Task requirements =
Please write out the material that follows, exactly as it stands.
======== Supplied data
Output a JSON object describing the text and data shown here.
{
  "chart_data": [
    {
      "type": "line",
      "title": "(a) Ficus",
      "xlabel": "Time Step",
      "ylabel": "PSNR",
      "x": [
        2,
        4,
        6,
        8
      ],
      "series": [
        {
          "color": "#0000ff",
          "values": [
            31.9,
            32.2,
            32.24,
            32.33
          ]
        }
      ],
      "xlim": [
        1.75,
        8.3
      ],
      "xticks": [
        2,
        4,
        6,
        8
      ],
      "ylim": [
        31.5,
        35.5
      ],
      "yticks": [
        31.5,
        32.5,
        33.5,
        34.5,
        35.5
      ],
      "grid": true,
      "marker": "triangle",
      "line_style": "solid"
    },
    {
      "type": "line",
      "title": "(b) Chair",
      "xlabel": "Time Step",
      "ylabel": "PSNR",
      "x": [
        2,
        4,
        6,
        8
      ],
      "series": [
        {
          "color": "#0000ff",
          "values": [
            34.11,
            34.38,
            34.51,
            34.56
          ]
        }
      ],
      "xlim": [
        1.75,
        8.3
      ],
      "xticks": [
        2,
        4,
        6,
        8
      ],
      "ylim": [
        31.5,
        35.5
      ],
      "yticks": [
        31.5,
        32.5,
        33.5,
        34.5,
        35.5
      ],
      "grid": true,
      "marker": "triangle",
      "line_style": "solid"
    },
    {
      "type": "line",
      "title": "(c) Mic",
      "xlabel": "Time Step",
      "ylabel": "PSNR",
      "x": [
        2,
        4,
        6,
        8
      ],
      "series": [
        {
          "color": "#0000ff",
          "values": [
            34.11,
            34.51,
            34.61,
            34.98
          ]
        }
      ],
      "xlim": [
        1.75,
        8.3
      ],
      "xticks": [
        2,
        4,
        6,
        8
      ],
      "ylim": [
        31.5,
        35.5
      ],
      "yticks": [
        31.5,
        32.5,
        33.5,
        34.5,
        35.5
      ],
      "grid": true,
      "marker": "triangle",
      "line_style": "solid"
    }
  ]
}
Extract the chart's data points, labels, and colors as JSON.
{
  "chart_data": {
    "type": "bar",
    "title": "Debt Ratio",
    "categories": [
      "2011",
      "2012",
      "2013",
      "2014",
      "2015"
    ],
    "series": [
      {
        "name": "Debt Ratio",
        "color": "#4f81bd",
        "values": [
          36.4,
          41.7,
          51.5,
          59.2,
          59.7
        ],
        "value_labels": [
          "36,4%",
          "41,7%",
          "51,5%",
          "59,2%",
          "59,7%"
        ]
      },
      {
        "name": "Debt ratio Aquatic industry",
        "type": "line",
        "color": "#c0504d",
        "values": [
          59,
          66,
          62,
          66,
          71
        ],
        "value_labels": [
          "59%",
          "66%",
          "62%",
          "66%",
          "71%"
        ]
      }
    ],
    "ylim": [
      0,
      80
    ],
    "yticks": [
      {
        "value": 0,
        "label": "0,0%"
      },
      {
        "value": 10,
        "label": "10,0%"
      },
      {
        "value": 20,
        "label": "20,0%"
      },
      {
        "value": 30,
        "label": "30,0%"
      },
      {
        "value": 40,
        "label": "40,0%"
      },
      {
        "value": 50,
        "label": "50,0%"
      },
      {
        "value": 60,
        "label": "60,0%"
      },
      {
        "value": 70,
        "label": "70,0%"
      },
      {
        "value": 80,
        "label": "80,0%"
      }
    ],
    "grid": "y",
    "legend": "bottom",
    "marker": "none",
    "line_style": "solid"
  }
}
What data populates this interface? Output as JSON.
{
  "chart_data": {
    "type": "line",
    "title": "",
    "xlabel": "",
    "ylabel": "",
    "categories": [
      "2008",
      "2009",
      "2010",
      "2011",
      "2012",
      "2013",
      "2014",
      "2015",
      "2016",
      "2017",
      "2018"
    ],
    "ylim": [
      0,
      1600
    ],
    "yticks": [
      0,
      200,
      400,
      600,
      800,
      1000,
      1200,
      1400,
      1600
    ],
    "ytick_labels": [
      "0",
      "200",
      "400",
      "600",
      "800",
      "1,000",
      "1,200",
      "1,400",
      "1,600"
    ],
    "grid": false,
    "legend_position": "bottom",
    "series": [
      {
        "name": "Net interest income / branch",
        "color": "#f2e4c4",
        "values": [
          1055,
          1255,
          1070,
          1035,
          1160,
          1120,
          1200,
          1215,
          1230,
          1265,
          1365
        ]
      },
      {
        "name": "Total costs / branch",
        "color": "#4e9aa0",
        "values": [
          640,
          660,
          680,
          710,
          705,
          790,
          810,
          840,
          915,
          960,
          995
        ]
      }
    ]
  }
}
================
Completed task =
Output a JSON object describing the text and data shown here.
{
  "chart_data": [
    {
      "type": "line",
      "title": "(a) Ficus",
      "xlabel": "Time Step",
      "ylabel": "PSNR",
      "x": [
        2,
        4,
        6,
        8
      ],
      "series": [
        {
          "color": "#0000ff",
          "values": [
            31.9,
            32.2,
            32.24,
            32.33
          ]
        }
      ],
      "xlim": [
        1.75,
        8.3
      ],
      "xticks": [
        2,
        4,
        6,
        8
      ],
      "ylim": [
        31.5,
        35.5
      ],
      "yticks": [
        31.5,
        32.5,
        33.5,
        34.5,
        35.5
      ],
      "grid": true,
      "marker": "triangle",
      "line_style": "solid"
    },
    {
      "type": "line",
      "title": "(b) Chair",
      "xlabel": "Time Step",
      "ylabel": "PSNR",
      "x": [
        2,
        4,
        6,
        8
      ],
      "series": [
        {
          "color": "#0000ff",
          "values": [
            34.11,
            34.38,
            34.51,
            34.56
          ]
        }
      ],
      "xlim": [
        1.75,
        8.3
      ],
      "xticks": [
        2,
        4,
        6,
        8
      ],
      "ylim": [
        31.5,
        35.5
      ],
      "yticks": [
        31.5,
        32.5,
        33.5,
        34.5,
        35.5
      ],
      "grid": true,
      "marker": "triangle",
      "line_style": "solid"
    },
    {
      "type": "line",
      "title": "(c) Mic",
      "xlabel": "Time Step",
      "ylabel": "PSNR",
      "x": [
        2,
        4,
        6,
        8
      ],
      "series": [
        {
          "color": "#0000ff",
          "values": [
            34.11,
            34.51,
            34.61,
            34.98
          ]
        }
      ],
      "xlim": [
        1.75,
        8.3
      ],
      "xticks": [
        2,
        4,
        6,
        8
      ],
      "ylim": [
        31.5,
        35.5
      ],
      "yticks": [
        31.5,
        32.5,
        33.5,
        34.5,
        35.5
      ],
      "grid": true,
      "marker": "triangle",
      "line_style": "solid"
    }
  ]
}
Extract the chart's data points, labels, and colors as JSON.
{
  "chart_data": {
    "type": "bar",
    "title": "Debt Ratio",
    "categories": [
      "2011",
      "2012",
      "2013",
      "2014",
      "2015"
    ],
    "series": [
      {
        "name": "Debt Ratio",
        "color": "#4f81bd",
        "values": [
          36.4,
          41.7,
          51.5,
          59.2,
          59.7
        ],
        "value_labels": [
          "36,4%",
          "41,7%",
          "51,5%",
          "59,2%",
          "59,7%"
        ]
      },
      {
        "name": "Debt ratio Aquatic industry",
        "type": "line",
        "color": "#c0504d",
        "values": [
          59,
          66,
          62,
          66,
          71
        ],
        "value_labels": [
          "59%",
          "66%",
          "62%",
          "66%",
          "71%"
        ]
      }
    ],
    "ylim": [
      0,
      80
    ],
    "yticks": [
      {
        "value": 0,
        "label": "0,0%"
      },
      {
        "value": 10,
        "label": "10,0%"
      },
      {
        "value": 20,
        "label": "20,0%"
      },
      {
        "value": 30,
        "label": "30,0%"
      },
      {
        "value": 40,
        "label": "40,0%"
      },
      {
        "value": 50,
        "label": "50,0%"
      },
      {
        "value": 60,
        "label": "60,0%"
      },
      {
        "value": 70,
        "label": "70,0%"
      },
      {
        "value": 80,
        "label": "80,0%"
      }
    ],
    "grid": "y",
    "legend": "bottom",
    "marker": "none",
    "line_style": "solid"
  }
}
What data populates this interface? Output as JSON.
{
  "chart_data": {
    "type": "line",
    "title": "",
    "xlabel": "",
    "ylabel": "",
    "categories": [
      "2008",
      "2009",
      "2010",
      "2011",
      "2012",
      "2013",
      "2014",
      "2015",
      "2016",
      "2017",
      "2018"
    ],
    "ylim": [
      0,
      1600
    ],
    "yticks": [
      0,
      200,
      400,
      600,
      800,
      1000,
      1200,
      1400,
      1600
    ],
    "ytick_labels": [
      "0",
      "200",
      "400",
      "600",
      "800",
      "1,000",
      "1,200",
      "1,400",
      "1,600"
    ],
    "grid": false,
    "legend_position": "bottom",
    "series": [
      {
        "name": "Net interest income / branch",
        "color": "#f2e4c4",
        "values": [
          1055,
          1255,
          1070,
          1035,
          1160,
          1120,
          1200,
          1215,
          1230,
          1265,
          1365
        ]
      },
      {
        "name": "Total costs / branch",
        "color": "#4e9aa0",
        "values": [
          640,
          660,
          680,
          710,
          705,
          790,
          810,
          840,
          915,
          960,
          995
        ]
      }
    ]
  }
}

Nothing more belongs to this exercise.